>> start Dataset extract
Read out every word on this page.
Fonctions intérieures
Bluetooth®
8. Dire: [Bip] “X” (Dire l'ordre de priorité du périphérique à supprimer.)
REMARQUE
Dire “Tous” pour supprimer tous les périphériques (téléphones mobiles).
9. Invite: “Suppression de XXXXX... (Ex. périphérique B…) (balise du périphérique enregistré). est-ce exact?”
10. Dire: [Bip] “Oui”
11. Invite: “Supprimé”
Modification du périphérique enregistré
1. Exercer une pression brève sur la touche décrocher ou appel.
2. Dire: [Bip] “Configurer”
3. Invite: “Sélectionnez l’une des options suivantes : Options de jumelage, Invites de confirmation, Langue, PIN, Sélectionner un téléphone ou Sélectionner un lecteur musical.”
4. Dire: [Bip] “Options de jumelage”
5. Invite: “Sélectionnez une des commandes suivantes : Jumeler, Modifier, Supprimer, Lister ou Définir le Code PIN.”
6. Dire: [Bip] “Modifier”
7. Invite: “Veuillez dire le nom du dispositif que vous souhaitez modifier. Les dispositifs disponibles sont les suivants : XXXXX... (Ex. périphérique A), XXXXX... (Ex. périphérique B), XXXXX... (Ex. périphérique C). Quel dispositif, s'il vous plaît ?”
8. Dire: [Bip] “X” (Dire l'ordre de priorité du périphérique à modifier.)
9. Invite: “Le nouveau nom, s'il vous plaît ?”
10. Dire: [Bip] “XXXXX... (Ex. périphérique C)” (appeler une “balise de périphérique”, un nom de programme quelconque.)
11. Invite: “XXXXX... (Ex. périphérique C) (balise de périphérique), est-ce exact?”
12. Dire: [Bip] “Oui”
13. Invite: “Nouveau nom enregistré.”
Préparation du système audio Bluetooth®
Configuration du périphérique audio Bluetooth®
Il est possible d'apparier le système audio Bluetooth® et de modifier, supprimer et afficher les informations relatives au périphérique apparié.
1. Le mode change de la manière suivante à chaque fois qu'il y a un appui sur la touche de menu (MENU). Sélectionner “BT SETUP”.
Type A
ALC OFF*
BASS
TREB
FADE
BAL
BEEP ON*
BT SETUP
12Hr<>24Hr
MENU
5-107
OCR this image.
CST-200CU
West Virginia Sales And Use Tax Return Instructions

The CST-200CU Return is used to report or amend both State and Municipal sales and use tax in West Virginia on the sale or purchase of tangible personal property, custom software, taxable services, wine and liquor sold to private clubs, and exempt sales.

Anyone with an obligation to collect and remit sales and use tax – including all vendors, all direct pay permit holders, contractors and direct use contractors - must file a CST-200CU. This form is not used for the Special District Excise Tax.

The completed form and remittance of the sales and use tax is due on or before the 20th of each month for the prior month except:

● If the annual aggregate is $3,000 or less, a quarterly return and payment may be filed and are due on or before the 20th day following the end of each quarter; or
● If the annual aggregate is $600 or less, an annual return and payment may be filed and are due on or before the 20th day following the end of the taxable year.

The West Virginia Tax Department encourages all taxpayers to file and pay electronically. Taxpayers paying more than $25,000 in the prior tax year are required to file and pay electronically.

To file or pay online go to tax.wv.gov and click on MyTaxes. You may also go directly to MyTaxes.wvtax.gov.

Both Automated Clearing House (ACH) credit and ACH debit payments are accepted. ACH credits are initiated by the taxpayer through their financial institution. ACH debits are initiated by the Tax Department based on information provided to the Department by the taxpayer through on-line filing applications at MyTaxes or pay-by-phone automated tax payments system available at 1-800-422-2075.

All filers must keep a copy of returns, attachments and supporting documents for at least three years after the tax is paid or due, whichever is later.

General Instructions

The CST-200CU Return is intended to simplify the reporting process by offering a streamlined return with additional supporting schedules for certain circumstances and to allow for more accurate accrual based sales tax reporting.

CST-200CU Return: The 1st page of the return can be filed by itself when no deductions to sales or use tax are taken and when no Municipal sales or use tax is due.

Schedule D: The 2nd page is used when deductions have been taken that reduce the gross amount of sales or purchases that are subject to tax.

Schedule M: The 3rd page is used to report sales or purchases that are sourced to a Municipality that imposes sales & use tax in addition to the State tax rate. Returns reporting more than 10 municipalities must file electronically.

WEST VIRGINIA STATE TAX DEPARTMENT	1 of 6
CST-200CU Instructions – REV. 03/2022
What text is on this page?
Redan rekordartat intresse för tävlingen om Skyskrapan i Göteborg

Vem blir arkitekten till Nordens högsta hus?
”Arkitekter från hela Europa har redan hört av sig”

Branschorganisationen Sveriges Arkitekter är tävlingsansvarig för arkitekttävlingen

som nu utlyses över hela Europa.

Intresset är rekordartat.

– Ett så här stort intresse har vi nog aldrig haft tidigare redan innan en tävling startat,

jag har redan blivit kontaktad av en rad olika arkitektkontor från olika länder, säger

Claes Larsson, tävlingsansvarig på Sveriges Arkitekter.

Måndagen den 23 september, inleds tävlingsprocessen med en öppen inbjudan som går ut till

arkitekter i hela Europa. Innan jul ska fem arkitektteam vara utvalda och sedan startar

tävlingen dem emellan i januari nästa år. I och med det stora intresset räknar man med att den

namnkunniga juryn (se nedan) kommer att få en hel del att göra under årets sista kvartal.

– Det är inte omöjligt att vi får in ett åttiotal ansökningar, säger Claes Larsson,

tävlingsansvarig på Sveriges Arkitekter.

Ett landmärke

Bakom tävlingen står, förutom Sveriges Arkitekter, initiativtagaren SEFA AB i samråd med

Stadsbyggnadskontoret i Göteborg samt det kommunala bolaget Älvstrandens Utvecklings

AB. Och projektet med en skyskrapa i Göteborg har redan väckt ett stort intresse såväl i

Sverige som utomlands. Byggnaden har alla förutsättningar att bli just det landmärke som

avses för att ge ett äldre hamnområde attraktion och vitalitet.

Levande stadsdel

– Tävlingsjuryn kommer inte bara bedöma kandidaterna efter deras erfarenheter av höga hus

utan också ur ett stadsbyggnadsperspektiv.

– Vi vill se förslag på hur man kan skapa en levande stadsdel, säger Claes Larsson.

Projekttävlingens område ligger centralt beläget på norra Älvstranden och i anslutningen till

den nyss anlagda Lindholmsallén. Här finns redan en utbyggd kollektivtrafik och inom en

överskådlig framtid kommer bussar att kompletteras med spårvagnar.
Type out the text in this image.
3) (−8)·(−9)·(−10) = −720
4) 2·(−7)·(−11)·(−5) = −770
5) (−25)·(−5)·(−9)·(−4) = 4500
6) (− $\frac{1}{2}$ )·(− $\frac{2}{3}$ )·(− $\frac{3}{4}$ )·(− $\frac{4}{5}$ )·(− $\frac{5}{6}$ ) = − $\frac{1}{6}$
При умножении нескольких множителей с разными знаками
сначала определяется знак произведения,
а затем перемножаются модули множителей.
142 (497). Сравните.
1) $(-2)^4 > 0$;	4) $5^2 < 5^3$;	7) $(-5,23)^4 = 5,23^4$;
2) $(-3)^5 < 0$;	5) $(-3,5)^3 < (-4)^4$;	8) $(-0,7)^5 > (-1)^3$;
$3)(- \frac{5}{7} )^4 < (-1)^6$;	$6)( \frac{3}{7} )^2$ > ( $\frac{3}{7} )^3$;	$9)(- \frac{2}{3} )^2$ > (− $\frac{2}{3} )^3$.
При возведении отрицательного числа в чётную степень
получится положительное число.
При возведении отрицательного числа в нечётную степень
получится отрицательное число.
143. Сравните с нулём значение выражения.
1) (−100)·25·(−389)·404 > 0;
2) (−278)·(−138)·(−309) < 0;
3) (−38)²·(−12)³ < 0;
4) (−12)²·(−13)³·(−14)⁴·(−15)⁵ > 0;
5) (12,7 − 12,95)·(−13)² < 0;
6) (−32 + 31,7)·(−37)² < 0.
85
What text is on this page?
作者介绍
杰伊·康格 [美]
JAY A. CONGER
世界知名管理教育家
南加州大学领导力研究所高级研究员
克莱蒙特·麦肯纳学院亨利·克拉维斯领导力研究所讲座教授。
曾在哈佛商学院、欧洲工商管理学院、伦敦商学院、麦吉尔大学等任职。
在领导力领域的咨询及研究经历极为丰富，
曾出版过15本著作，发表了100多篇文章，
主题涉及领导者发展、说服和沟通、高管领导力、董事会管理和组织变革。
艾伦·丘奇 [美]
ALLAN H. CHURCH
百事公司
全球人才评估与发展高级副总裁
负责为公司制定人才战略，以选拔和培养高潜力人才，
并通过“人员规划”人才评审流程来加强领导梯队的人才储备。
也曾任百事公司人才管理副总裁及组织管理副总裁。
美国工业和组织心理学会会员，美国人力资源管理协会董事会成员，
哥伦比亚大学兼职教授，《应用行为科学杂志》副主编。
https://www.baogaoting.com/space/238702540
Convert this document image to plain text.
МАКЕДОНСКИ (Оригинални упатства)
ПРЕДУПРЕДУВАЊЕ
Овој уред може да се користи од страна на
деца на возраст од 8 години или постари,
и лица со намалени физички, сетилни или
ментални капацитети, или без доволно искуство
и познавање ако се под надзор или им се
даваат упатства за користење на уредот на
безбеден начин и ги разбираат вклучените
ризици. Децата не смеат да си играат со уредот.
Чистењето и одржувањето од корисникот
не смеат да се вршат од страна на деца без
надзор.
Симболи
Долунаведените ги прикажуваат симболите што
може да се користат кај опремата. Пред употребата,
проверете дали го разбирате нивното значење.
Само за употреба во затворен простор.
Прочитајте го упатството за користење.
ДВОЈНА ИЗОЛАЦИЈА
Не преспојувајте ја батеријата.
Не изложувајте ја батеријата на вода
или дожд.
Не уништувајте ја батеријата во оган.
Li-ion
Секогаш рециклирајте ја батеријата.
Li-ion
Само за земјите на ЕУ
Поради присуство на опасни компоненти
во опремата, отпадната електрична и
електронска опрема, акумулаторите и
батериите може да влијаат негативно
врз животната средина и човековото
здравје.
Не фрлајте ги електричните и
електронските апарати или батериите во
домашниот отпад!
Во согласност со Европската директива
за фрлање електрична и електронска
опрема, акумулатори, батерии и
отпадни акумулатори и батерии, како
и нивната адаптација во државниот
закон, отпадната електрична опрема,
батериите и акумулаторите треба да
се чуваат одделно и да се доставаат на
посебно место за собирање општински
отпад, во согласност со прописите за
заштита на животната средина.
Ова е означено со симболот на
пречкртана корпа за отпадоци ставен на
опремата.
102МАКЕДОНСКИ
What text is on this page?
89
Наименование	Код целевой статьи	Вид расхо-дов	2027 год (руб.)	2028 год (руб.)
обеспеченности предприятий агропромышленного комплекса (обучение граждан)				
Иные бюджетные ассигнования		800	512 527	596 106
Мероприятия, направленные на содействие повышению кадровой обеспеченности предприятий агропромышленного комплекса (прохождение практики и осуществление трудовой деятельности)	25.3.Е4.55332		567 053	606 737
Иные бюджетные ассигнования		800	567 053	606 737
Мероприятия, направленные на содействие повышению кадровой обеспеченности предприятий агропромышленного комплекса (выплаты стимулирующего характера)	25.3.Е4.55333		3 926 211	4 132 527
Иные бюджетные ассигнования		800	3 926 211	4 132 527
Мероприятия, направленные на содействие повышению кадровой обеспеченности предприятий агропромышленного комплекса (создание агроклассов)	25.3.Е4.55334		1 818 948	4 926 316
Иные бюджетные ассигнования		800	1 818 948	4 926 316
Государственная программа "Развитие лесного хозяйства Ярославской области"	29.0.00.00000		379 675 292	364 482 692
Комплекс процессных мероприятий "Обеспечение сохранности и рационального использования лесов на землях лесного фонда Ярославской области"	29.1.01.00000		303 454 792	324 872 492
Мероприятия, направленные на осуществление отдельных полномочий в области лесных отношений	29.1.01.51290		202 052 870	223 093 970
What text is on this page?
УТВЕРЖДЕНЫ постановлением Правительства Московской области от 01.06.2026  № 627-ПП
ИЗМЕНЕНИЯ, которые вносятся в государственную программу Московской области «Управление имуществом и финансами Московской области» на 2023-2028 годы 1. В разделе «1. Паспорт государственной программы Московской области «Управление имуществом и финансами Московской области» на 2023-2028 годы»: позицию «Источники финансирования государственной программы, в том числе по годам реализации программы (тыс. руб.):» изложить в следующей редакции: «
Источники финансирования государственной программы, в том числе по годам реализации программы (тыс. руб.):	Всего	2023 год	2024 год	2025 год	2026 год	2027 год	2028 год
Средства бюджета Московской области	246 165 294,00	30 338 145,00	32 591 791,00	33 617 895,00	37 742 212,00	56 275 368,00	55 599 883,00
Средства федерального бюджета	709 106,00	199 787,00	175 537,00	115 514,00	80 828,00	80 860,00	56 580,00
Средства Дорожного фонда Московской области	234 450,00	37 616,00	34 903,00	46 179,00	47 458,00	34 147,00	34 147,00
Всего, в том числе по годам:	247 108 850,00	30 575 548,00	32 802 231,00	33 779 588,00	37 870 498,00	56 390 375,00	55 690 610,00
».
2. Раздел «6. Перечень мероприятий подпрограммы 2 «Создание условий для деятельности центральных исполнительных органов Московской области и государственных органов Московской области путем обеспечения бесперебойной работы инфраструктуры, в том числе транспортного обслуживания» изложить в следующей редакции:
>> end Dataset extract
Do this –
Which lines above contain "Сравните"? Show each of them.

Task solution –
142 (497). Сравните.
143. Сравните с нулём значение выражения.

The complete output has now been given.